● Given problem
Some lines in the records below may hold the word "ylabel"; give the number of those lines and nothing else.

● Information shown
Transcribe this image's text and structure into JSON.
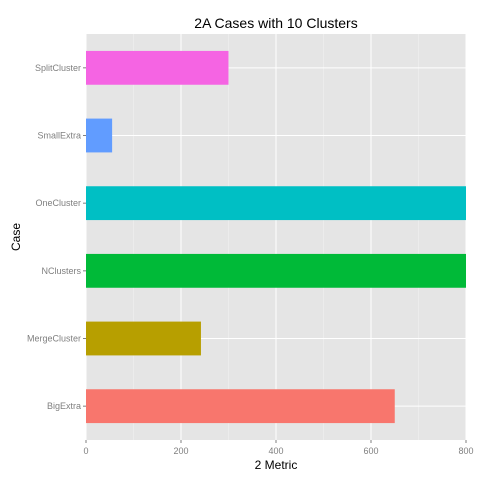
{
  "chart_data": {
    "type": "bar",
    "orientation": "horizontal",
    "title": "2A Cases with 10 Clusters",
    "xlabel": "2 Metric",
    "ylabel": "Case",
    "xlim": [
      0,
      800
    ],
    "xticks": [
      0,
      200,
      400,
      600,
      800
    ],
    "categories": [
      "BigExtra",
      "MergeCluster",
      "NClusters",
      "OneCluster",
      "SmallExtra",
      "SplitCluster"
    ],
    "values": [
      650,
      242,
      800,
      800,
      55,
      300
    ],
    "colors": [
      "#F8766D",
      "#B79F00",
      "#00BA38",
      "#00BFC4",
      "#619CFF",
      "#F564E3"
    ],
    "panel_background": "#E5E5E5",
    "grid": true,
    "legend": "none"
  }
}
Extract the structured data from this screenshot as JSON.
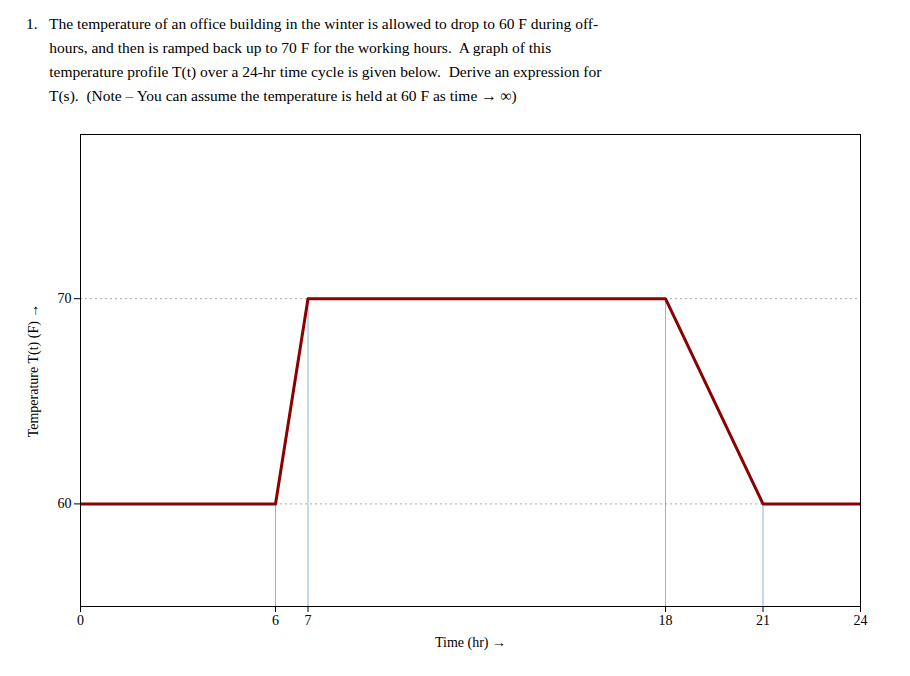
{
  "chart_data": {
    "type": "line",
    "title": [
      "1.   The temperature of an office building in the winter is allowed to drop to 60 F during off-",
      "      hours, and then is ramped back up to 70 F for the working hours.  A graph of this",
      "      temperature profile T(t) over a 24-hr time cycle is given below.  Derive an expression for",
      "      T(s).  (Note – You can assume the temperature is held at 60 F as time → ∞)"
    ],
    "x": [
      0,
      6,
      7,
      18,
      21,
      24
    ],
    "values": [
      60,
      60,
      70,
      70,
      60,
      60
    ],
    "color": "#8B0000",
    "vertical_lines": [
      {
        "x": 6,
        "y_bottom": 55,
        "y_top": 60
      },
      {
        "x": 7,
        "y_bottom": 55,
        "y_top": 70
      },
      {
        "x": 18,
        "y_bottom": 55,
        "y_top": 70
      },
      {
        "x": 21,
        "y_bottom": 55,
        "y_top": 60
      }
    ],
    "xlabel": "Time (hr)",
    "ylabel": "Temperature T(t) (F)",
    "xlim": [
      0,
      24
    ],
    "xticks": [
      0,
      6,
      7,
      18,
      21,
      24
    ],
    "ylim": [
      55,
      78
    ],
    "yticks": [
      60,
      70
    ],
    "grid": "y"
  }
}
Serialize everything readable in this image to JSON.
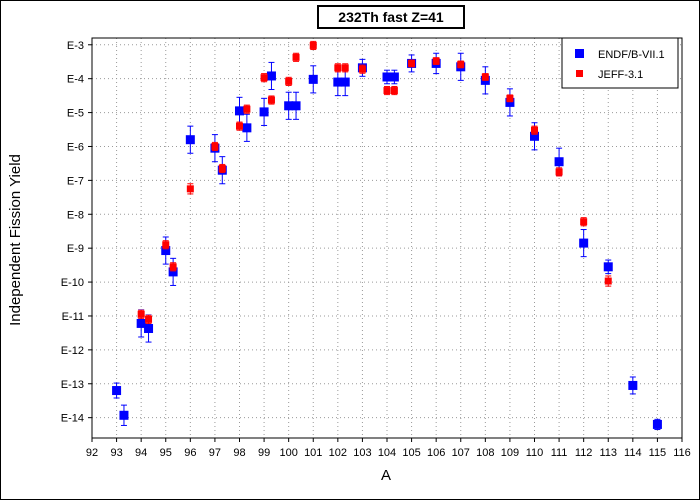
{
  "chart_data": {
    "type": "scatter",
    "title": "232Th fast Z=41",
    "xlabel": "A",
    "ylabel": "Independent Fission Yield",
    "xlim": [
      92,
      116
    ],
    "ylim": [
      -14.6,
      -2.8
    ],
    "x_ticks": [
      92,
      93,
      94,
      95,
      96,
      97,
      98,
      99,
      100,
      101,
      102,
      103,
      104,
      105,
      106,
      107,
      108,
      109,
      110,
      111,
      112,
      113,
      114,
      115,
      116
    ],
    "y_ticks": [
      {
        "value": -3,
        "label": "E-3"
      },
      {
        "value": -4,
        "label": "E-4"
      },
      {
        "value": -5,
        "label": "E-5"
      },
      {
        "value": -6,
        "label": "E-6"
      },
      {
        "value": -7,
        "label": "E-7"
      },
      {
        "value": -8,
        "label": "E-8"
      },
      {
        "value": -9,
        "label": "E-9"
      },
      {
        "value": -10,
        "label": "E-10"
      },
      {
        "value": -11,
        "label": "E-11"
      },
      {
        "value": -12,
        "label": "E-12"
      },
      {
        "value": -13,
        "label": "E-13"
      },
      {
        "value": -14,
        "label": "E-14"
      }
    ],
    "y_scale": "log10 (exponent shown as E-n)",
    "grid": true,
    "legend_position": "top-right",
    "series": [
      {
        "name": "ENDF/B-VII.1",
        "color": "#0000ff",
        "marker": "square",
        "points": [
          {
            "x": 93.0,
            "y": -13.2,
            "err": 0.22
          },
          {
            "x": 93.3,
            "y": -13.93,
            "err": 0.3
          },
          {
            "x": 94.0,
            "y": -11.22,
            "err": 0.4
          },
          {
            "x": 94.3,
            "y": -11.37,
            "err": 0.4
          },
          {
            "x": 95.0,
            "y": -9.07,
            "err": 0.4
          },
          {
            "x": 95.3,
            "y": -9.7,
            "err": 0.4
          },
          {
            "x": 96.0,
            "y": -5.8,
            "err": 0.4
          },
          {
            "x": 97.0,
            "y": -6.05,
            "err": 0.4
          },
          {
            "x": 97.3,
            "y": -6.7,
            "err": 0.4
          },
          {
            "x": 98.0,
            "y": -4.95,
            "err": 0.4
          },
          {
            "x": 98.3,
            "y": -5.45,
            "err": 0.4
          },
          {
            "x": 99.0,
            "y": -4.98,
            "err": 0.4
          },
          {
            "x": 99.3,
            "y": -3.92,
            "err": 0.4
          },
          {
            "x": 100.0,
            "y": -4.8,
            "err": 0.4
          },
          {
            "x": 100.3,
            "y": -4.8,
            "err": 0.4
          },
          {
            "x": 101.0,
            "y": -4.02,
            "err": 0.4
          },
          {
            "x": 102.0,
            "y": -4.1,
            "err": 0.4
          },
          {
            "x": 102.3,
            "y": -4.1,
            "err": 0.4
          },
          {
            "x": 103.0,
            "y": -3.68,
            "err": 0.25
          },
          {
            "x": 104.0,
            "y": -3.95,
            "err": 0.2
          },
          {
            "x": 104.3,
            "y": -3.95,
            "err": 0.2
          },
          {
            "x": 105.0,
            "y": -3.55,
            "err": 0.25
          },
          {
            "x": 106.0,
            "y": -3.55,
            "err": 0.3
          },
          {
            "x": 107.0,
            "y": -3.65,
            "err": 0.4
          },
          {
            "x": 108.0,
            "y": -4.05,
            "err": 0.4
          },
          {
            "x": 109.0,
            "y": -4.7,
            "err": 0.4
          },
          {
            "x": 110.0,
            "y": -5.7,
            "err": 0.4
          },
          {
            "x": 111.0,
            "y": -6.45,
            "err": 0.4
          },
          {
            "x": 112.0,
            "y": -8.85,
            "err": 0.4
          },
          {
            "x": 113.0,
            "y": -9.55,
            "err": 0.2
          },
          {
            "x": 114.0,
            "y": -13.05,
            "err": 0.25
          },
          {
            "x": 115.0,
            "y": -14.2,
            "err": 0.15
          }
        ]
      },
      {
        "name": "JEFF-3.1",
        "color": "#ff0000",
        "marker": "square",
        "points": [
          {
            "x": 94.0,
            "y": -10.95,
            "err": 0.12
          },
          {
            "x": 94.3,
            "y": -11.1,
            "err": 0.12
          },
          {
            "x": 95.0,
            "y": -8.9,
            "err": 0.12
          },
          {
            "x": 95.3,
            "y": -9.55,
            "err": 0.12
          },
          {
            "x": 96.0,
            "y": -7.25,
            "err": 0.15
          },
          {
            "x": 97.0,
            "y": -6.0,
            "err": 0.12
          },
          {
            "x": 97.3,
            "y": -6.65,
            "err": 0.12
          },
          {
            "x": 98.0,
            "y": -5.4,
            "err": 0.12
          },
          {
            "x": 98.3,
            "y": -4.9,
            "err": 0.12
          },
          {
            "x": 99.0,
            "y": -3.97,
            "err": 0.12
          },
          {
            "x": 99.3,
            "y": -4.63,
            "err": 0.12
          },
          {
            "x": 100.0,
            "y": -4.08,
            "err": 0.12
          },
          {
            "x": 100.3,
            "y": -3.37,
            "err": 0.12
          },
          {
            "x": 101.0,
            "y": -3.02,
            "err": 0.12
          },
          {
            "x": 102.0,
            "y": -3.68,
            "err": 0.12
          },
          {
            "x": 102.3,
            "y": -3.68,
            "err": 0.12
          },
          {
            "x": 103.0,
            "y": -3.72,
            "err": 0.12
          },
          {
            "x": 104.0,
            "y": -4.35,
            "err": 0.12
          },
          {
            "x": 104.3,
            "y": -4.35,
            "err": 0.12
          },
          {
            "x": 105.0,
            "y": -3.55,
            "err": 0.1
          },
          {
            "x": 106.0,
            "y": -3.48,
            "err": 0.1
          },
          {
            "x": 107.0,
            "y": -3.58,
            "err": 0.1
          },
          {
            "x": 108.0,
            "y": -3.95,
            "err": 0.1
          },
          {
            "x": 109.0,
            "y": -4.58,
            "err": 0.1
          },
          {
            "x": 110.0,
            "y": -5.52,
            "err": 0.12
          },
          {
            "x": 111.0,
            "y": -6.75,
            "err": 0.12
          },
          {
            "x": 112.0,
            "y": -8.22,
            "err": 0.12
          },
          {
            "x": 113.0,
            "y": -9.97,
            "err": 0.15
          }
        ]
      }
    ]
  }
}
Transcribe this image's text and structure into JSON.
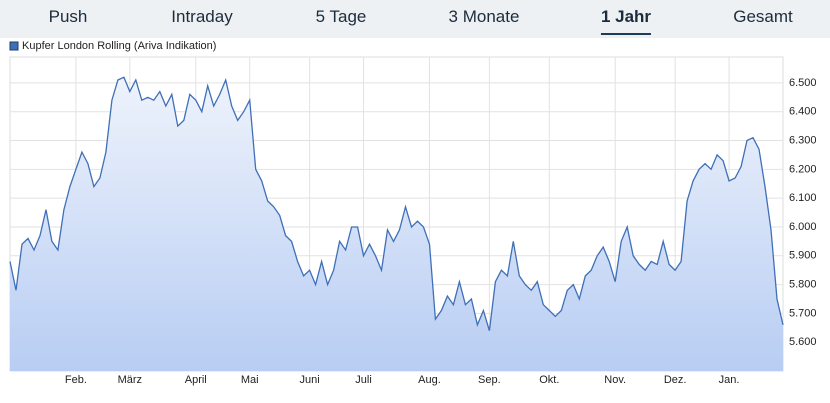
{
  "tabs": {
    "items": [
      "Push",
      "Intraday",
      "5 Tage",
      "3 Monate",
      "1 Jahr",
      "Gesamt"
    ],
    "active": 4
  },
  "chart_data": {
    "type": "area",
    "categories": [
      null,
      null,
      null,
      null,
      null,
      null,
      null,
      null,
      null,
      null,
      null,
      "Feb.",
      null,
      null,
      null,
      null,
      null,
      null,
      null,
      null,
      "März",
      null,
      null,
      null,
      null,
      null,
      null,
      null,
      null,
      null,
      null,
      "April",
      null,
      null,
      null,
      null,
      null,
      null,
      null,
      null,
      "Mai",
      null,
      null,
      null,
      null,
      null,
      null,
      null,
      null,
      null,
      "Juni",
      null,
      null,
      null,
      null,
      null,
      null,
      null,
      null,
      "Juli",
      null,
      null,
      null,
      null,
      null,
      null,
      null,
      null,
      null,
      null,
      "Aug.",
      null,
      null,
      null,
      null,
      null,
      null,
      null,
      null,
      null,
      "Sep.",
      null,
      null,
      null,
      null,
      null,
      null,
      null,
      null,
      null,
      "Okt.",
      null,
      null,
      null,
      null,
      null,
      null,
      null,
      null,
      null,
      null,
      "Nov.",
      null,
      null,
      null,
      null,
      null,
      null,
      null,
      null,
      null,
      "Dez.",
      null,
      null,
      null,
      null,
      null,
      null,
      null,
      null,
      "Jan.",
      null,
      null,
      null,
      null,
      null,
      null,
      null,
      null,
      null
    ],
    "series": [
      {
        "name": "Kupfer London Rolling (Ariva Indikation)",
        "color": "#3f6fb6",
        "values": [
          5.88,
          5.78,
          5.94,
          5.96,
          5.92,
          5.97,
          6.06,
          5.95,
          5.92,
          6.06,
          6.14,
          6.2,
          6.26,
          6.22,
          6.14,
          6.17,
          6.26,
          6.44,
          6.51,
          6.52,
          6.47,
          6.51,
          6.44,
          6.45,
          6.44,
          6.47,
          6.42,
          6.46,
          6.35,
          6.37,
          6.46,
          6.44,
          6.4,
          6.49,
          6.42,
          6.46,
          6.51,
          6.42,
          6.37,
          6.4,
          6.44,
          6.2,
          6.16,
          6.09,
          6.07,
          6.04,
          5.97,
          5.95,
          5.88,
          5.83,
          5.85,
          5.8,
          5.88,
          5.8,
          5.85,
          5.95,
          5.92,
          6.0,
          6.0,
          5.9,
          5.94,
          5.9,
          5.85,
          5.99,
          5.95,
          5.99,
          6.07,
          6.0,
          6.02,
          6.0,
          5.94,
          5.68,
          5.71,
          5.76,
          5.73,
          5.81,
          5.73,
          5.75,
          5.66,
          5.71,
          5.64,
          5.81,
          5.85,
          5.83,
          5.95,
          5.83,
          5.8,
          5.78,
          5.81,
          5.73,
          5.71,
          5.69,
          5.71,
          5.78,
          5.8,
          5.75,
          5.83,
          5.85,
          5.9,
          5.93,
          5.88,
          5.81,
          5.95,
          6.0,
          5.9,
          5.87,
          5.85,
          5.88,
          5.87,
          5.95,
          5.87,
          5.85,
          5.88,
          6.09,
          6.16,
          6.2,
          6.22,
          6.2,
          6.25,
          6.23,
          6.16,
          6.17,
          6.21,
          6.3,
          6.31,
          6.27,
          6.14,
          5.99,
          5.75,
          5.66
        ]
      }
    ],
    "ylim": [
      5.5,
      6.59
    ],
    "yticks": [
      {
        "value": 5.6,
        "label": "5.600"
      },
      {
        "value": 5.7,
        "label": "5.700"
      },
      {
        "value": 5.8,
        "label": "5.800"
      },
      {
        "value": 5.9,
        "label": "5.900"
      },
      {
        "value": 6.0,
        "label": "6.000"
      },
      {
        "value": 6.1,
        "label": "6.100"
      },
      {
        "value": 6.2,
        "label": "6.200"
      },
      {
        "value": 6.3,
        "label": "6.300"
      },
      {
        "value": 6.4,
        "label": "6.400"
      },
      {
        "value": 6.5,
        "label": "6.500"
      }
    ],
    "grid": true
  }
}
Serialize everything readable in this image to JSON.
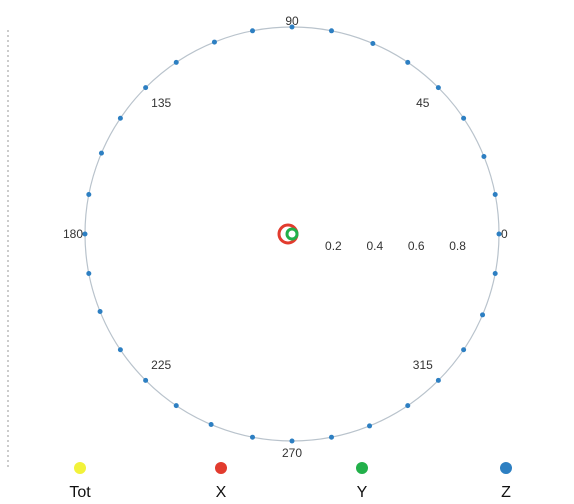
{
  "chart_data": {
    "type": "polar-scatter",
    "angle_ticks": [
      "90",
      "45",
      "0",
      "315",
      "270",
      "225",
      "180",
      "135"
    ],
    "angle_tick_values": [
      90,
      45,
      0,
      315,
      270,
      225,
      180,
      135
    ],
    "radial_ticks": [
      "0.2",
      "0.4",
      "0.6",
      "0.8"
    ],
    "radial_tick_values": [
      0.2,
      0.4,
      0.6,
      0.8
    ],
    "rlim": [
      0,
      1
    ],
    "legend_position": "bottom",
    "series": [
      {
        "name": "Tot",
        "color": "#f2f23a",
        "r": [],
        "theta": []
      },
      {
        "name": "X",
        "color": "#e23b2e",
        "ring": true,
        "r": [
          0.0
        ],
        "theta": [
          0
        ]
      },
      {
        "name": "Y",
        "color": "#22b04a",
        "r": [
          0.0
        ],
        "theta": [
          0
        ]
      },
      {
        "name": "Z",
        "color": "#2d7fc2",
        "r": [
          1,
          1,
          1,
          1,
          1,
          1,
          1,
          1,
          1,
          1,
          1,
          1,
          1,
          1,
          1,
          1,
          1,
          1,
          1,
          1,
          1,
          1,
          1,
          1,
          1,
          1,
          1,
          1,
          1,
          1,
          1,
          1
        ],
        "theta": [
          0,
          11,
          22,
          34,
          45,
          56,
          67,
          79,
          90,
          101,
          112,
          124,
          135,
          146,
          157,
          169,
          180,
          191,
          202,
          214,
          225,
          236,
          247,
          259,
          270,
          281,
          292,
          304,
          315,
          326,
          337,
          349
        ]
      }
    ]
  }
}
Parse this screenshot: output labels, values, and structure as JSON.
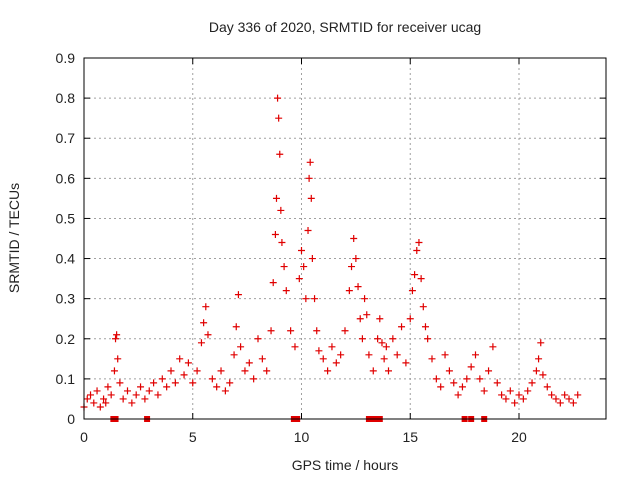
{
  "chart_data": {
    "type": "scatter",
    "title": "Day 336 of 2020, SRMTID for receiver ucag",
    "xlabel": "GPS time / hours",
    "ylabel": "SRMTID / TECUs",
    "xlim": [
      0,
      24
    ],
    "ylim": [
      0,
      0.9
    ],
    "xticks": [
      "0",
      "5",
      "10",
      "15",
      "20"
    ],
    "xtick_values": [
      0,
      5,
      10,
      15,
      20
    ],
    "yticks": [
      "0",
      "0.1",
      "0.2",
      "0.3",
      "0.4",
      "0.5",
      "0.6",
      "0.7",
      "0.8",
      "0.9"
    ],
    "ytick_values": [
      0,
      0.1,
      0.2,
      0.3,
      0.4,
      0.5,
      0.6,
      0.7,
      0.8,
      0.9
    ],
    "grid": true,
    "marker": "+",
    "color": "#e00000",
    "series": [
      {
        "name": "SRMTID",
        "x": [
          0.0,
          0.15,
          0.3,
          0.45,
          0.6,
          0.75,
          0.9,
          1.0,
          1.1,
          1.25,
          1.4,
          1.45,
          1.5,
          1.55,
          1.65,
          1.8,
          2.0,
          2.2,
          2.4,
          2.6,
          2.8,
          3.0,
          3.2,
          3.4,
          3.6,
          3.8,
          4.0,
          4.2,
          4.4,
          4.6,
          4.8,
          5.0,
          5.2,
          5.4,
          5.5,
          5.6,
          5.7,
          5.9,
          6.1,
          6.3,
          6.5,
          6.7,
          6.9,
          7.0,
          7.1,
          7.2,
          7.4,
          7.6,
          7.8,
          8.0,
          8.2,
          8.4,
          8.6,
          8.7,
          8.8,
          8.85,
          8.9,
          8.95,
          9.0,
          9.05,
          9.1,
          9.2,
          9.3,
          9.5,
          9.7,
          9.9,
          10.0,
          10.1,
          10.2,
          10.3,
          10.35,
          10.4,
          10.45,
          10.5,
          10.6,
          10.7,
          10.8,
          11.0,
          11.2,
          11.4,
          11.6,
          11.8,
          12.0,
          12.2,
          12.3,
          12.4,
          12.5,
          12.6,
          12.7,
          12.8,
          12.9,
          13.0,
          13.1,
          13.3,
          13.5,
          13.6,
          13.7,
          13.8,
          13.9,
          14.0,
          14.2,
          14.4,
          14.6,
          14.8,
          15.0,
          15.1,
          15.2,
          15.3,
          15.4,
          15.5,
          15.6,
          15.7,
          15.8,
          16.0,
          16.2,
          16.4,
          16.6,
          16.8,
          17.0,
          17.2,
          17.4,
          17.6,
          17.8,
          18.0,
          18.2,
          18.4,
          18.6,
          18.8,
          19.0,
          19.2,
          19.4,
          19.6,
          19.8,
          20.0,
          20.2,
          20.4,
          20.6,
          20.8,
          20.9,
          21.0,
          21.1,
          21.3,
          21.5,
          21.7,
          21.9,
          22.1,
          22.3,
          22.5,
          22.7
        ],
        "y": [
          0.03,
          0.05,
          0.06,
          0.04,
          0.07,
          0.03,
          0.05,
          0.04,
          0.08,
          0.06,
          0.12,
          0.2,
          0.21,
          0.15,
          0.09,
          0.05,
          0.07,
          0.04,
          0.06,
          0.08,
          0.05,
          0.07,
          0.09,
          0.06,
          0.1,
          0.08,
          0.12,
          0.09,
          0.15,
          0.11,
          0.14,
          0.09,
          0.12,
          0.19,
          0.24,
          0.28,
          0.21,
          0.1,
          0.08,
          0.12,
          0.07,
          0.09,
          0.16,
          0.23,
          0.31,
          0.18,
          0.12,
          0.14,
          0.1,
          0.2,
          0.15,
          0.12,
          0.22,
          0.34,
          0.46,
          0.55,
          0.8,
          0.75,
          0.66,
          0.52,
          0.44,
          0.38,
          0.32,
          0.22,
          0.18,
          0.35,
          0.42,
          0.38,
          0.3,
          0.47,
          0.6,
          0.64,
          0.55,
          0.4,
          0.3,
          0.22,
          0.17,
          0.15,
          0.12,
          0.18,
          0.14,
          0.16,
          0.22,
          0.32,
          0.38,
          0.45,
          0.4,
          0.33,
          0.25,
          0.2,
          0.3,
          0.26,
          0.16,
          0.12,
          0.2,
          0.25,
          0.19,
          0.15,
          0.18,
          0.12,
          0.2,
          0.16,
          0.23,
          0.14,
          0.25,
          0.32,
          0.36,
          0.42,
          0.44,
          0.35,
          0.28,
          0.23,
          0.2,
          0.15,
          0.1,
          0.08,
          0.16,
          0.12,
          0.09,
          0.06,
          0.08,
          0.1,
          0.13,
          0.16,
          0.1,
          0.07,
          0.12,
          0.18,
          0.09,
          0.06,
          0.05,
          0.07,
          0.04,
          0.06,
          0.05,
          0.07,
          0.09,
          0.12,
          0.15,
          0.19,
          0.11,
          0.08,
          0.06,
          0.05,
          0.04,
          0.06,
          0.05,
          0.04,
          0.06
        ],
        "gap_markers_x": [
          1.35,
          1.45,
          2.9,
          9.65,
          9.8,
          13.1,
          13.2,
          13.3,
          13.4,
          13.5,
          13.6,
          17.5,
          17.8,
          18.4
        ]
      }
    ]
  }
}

● Written reply
4